### [What is asked]
Take the listing and print it in full, exactly as given.

>>>

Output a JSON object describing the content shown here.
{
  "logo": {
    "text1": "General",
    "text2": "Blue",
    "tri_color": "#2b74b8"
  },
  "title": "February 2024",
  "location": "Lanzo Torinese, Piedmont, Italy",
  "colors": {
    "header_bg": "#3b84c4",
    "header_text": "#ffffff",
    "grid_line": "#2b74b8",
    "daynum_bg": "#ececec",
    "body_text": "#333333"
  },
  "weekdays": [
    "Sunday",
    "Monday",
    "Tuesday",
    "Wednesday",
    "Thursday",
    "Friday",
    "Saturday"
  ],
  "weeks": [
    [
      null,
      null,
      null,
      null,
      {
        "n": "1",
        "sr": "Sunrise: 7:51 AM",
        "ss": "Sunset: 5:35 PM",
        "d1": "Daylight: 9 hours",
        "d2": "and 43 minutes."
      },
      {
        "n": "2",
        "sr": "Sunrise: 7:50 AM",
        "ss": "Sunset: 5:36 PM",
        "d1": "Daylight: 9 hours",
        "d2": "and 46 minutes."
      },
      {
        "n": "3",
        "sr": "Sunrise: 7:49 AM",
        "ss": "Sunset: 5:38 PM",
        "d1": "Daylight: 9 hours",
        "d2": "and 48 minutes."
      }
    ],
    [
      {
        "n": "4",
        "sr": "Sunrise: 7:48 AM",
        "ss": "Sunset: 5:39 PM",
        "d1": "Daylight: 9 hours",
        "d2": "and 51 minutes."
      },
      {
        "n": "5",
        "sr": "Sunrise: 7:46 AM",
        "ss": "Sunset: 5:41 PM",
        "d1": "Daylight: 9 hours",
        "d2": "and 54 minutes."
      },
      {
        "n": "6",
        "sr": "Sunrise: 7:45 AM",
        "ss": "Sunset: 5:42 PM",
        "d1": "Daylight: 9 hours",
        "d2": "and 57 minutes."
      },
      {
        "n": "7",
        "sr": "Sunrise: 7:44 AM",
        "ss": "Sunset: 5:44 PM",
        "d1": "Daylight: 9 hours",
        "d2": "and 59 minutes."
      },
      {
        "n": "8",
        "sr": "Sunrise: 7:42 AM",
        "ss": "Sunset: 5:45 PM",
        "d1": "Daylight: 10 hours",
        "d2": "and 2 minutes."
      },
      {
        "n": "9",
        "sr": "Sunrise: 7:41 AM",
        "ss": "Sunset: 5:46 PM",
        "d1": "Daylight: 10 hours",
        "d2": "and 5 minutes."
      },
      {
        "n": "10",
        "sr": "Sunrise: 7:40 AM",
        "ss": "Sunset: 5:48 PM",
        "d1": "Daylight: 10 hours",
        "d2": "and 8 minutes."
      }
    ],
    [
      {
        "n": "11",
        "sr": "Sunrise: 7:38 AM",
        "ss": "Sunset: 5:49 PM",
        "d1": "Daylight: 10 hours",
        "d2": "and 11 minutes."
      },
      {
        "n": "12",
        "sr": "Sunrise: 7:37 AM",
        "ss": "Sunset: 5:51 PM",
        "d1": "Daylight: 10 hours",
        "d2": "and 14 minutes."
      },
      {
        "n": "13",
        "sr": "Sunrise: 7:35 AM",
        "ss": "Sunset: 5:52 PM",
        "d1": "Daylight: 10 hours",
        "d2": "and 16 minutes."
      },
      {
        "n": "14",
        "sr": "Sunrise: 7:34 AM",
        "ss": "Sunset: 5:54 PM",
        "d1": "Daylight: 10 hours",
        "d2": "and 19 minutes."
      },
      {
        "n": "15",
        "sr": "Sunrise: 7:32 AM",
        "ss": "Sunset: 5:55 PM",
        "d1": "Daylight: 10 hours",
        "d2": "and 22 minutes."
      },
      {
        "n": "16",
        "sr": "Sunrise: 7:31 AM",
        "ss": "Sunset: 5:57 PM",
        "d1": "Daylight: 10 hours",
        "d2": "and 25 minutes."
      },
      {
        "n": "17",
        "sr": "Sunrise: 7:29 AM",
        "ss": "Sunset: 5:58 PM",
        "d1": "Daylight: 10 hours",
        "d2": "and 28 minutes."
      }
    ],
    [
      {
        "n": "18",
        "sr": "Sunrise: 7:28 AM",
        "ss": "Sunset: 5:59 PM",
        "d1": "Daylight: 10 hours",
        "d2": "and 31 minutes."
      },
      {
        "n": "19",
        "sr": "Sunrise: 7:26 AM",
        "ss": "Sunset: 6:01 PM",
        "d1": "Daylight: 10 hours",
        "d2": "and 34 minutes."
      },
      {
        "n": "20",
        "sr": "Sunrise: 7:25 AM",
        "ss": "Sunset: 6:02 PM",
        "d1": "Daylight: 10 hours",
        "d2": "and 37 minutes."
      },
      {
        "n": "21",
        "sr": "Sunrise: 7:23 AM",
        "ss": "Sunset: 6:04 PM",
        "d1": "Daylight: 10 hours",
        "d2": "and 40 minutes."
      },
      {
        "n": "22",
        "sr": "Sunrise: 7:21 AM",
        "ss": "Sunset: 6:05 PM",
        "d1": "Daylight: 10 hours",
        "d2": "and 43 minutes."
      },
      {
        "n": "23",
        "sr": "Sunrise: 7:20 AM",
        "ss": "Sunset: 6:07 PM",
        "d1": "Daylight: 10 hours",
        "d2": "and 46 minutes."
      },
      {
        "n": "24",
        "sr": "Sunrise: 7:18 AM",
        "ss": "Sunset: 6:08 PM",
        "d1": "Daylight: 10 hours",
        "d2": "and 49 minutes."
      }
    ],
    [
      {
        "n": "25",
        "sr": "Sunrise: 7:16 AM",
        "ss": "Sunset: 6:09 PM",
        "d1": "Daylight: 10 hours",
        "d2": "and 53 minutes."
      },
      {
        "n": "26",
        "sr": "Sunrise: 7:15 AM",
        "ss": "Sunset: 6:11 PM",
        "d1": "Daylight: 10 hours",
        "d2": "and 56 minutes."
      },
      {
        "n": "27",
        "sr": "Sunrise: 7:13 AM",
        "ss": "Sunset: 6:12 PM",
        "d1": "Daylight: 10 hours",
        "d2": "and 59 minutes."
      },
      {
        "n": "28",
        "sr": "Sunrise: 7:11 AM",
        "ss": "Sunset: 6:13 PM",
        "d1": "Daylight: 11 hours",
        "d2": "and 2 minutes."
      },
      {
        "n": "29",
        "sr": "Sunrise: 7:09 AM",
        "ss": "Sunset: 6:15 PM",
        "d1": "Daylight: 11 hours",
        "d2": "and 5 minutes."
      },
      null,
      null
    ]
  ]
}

<<<

### [Solution for this exercise]
Output a JSON object describing the content shown here.
{
  "logo": {
    "text1": "General",
    "text2": "Blue",
    "tri_color": "#2b74b8"
  },
  "title": "February 2024",
  "location": "Lanzo Torinese, Piedmont, Italy",
  "colors": {
    "header_bg": "#3b84c4",
    "header_text": "#ffffff",
    "grid_line": "#2b74b8",
    "daynum_bg": "#ececec",
    "body_text": "#333333"
  },
  "weekdays": [
    "Sunday",
    "Monday",
    "Tuesday",
    "Wednesday",
    "Thursday",
    "Friday",
    "Saturday"
  ],
  "weeks": [
    [
      null,
      null,
      null,
      null,
      {
        "n": "1",
        "sr": "Sunrise: 7:51 AM",
        "ss": "Sunset: 5:35 PM",
        "d1": "Daylight: 9 hours",
        "d2": "and 43 minutes."
      },
      {
        "n": "2",
        "sr": "Sunrise: 7:50 AM",
        "ss": "Sunset: 5:36 PM",
        "d1": "Daylight: 9 hours",
        "d2": "and 46 minutes."
      },
      {
        "n": "3",
        "sr": "Sunrise: 7:49 AM",
        "ss": "Sunset: 5:38 PM",
        "d1": "Daylight: 9 hours",
        "d2": "and 48 minutes."
      }
    ],
    [
      {
        "n": "4",
        "sr": "Sunrise: 7:48 AM",
        "ss": "Sunset: 5:39 PM",
        "d1": "Daylight: 9 hours",
        "d2": "and 51 minutes."
      },
      {
        "n": "5",
        "sr": "Sunrise: 7:46 AM",
        "ss": "Sunset: 5:41 PM",
        "d1": "Daylight: 9 hours",
        "d2": "and 54 minutes."
      },
      {
        "n": "6",
        "sr": "Sunrise: 7:45 AM",
        "ss": "Sunset: 5:42 PM",
        "d1": "Daylight: 9 hours",
        "d2": "and 57 minutes."
      },
      {
        "n": "7",
        "sr": "Sunrise: 7:44 AM",
        "ss": "Sunset: 5:44 PM",
        "d1": "Daylight: 9 hours",
        "d2": "and 59 minutes."
      },
      {
        "n": "8",
        "sr": "Sunrise: 7:42 AM",
        "ss": "Sunset: 5:45 PM",
        "d1": "Daylight: 10 hours",
        "d2": "and 2 minutes."
      },
      {
        "n": "9",
        "sr": "Sunrise: 7:41 AM",
        "ss": "Sunset: 5:46 PM",
        "d1": "Daylight: 10 hours",
        "d2": "and 5 minutes."
      },
      {
        "n": "10",
        "sr": "Sunrise: 7:40 AM",
        "ss": "Sunset: 5:48 PM",
        "d1": "Daylight: 10 hours",
        "d2": "and 8 minutes."
      }
    ],
    [
      {
        "n": "11",
        "sr": "Sunrise: 7:38 AM",
        "ss": "Sunset: 5:49 PM",
        "d1": "Daylight: 10 hours",
        "d2": "and 11 minutes."
      },
      {
        "n": "12",
        "sr": "Sunrise: 7:37 AM",
        "ss": "Sunset: 5:51 PM",
        "d1": "Daylight: 10 hours",
        "d2": "and 14 minutes."
      },
      {
        "n": "13",
        "sr": "Sunrise: 7:35 AM",
        "ss": "Sunset: 5:52 PM",
        "d1": "Daylight: 10 hours",
        "d2": "and 16 minutes."
      },
      {
        "n": "14",
        "sr": "Sunrise: 7:34 AM",
        "ss": "Sunset: 5:54 PM",
        "d1": "Daylight: 10 hours",
        "d2": "and 19 minutes."
      },
      {
        "n": "15",
        "sr": "Sunrise: 7:32 AM",
        "ss": "Sunset: 5:55 PM",
        "d1": "Daylight: 10 hours",
        "d2": "and 22 minutes."
      },
      {
        "n": "16",
        "sr": "Sunrise: 7:31 AM",
        "ss": "Sunset: 5:57 PM",
        "d1": "Daylight: 10 hours",
        "d2": "and 25 minutes."
      },
      {
        "n": "17",
        "sr": "Sunrise: 7:29 AM",
        "ss": "Sunset: 5:58 PM",
        "d1": "Daylight: 10 hours",
        "d2": "and 28 minutes."
      }
    ],
    [
      {
        "n": "18",
        "sr": "Sunrise: 7:28 AM",
        "ss": "Sunset: 5:59 PM",
        "d1": "Daylight: 10 hours",
        "d2": "and 31 minutes."
      },
      {
        "n": "19",
        "sr": "Sunrise: 7:26 AM",
        "ss": "Sunset: 6:01 PM",
        "d1": "Daylight: 10 hours",
        "d2": "and 34 minutes."
      },
      {
        "n": "20",
        "sr": "Sunrise: 7:25 AM",
        "ss": "Sunset: 6:02 PM",
        "d1": "Daylight: 10 hours",
        "d2": "and 37 minutes."
      },
      {
        "n": "21",
        "sr": "Sunrise: 7:23 AM",
        "ss": "Sunset: 6:04 PM",
        "d1": "Daylight: 10 hours",
        "d2": "and 40 minutes."
      },
      {
        "n": "22",
        "sr": "Sunrise: 7:21 AM",
        "ss": "Sunset: 6:05 PM",
        "d1": "Daylight: 10 hours",
        "d2": "and 43 minutes."
      },
      {
        "n": "23",
        "sr": "Sunrise: 7:20 AM",
        "ss": "Sunset: 6:07 PM",
        "d1": "Daylight: 10 hours",
        "d2": "and 46 minutes."
      },
      {
        "n": "24",
        "sr": "Sunrise: 7:18 AM",
        "ss": "Sunset: 6:08 PM",
        "d1": "Daylight: 10 hours",
        "d2": "and 49 minutes."
      }
    ],
    [
      {
        "n": "25",
        "sr": "Sunrise: 7:16 AM",
        "ss": "Sunset: 6:09 PM",
        "d1": "Daylight: 10 hours",
        "d2": "and 53 minutes."
      },
      {
        "n": "26",
        "sr": "Sunrise: 7:15 AM",
        "ss": "Sunset: 6:11 PM",
        "d1": "Daylight: 10 hours",
        "d2": "and 56 minutes."
      },
      {
        "n": "27",
        "sr": "Sunrise: 7:13 AM",
        "ss": "Sunset: 6:12 PM",
        "d1": "Daylight: 10 hours",
        "d2": "and 59 minutes."
      },
      {
        "n": "28",
        "sr": "Sunrise: 7:11 AM",
        "ss": "Sunset: 6:13 PM",
        "d1": "Daylight: 11 hours",
        "d2": "and 2 minutes."
      },
      {
        "n": "29",
        "sr": "Sunrise: 7:09 AM",
        "ss": "Sunset: 6:15 PM",
        "d1": "Daylight: 11 hours",
        "d2": "and 5 minutes."
      },
      null,
      null
    ]
  ]
}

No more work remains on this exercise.